● WHAT IS EXPECTED:
Write out all of the entries exactly, please.

● DATA SECTION:
◆ ◆ ◆ ◆ ◆ ◆ ◆
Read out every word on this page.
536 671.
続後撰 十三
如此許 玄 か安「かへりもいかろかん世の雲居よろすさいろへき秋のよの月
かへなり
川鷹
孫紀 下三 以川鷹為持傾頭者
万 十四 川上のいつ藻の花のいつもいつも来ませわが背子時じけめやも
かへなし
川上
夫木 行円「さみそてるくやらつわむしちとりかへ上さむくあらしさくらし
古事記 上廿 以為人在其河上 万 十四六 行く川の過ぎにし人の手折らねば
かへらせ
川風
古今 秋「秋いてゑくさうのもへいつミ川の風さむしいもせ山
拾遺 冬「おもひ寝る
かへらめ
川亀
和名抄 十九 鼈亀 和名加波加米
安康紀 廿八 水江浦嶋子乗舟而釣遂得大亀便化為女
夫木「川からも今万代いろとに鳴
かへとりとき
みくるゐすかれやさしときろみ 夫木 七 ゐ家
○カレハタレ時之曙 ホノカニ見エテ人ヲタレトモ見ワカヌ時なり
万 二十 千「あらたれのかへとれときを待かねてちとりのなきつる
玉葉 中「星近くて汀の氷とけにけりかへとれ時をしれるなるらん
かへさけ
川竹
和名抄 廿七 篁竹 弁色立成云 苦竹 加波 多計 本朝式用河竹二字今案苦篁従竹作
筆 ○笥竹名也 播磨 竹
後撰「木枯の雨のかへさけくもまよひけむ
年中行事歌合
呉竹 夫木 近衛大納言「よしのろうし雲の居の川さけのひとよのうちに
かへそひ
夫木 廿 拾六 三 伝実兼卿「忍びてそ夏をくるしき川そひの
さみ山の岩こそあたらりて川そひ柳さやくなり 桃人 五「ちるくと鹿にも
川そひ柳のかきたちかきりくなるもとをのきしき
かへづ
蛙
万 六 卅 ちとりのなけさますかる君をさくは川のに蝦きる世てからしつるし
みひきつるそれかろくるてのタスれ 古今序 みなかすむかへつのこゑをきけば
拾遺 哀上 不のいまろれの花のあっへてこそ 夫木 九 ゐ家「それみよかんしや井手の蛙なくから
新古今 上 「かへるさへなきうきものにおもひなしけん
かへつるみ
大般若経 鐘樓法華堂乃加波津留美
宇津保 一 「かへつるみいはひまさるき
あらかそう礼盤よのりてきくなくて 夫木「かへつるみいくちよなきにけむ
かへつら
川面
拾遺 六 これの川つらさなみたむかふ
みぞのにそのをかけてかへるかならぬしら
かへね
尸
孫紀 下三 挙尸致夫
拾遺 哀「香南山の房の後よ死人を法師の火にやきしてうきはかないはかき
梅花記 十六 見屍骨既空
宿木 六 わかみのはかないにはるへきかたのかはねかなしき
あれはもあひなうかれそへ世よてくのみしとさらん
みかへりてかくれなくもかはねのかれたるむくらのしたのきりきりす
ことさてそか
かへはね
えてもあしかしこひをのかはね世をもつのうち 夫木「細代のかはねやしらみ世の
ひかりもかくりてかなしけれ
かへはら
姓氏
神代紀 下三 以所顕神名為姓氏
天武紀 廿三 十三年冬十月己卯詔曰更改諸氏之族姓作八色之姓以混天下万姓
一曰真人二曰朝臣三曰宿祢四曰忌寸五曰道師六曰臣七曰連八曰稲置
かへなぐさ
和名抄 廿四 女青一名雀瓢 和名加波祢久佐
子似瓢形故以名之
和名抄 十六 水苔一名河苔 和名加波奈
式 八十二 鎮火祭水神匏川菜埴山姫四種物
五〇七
◆ ◆ ◆ ◆ ◆ ◆ ◆
● RESPONSE BELOW:
Read out every word on this page.
536 671.
続後撰 十三
如此許 玄 か安「かへりもいかろかん世の雲居よろすさいろへき秋のよの月
かへなり
川鷹
孫紀 下三 以川鷹為持傾頭者
万 十四 川上のいつ藻の花のいつもいつも来ませわが背子時じけめやも
かへなし
川上
夫木 行円「さみそてるくやらつわむしちとりかへ上さむくあらしさくらし
古事記 上廿 以為人在其河上 万 十四六 行く川の過ぎにし人の手折らねば
かへらせ
川風
古今 秋「秋いてゑくさうのもへいつミ川の風さむしいもせ山
拾遺 冬「おもひ寝る
かへらめ
川亀
和名抄 十九 鼈亀 和名加波加米
安康紀 廿八 水江浦嶋子乗舟而釣遂得大亀便化為女
夫木「川からも今万代いろとに鳴
かへとりとき
みくるゐすかれやさしときろみ 夫木 七 ゐ家
○カレハタレ時之曙 ホノカニ見エテ人ヲタレトモ見ワカヌ時なり
万 二十 千「あらたれのかへとれときを待かねてちとりのなきつる
玉葉 中「星近くて汀の氷とけにけりかへとれ時をしれるなるらん
かへさけ
川竹
和名抄 廿七 篁竹 弁色立成云 苦竹 加波 多計 本朝式用河竹二字今案苦篁従竹作
筆 ○笥竹名也 播磨 竹
後撰「木枯の雨のかへさけくもまよひけむ
年中行事歌合
呉竹 夫木 近衛大納言「よしのろうし雲の居の川さけのひとよのうちに
かへそひ
夫木 廿 拾六 三 伝実兼卿「忍びてそ夏をくるしき川そひの
さみ山の岩こそあたらりて川そひ柳さやくなり 桃人 五「ちるくと鹿にも
川そひ柳のかきたちかきりくなるもとをのきしき
かへづ
蛙
万 六 卅 ちとりのなけさますかる君をさくは川のに蝦きる世てからしつるし
みひきつるそれかろくるてのタスれ 古今序 みなかすむかへつのこゑをきけば
拾遺 哀上 不のいまろれの花のあっへてこそ 夫木 九 ゐ家「それみよかんしや井手の蛙なくから
新古今 上 「かへるさへなきうきものにおもひなしけん
かへつるみ
大般若経 鐘樓法華堂乃加波津留美
宇津保 一 「かへつるみいはひまさるき
あらかそう礼盤よのりてきくなくて 夫木「かへつるみいくちよなきにけむ
かへつら
川面
拾遺 六 これの川つらさなみたむかふ
みぞのにそのをかけてかへるかならぬしら
かへね
尸
孫紀 下三 挙尸致夫
拾遺 哀「香南山の房の後よ死人を法師の火にやきしてうきはかないはかき
梅花記 十六 見屍骨既空
宿木 六 わかみのはかないにはるへきかたのかはねかなしき
あれはもあひなうかれそへ世よてくのみしとさらん
みかへりてかくれなくもかはねのかれたるむくらのしたのきりきりす
ことさてそか
かへはね
えてもあしかしこひをのかはね世をもつのうち 夫木「細代のかはねやしらみ世の
ひかりもかくりてかなしけれ
かへはら
姓氏
神代紀 下三 以所顕神名為姓氏
天武紀 廿三 十三年冬十月己卯詔曰更改諸氏之族姓作八色之姓以混天下万姓
一曰真人二曰朝臣三曰宿祢四曰忌寸五曰道師六曰臣七曰連八曰稲置
かへなぐさ
和名抄 廿四 女青一名雀瓢 和名加波祢久佐
子似瓢形故以名之
和名抄 十六 水苔一名河苔 和名加波奈
式 八十二 鎮火祭水神匏川菜埴山姫四種物
五〇七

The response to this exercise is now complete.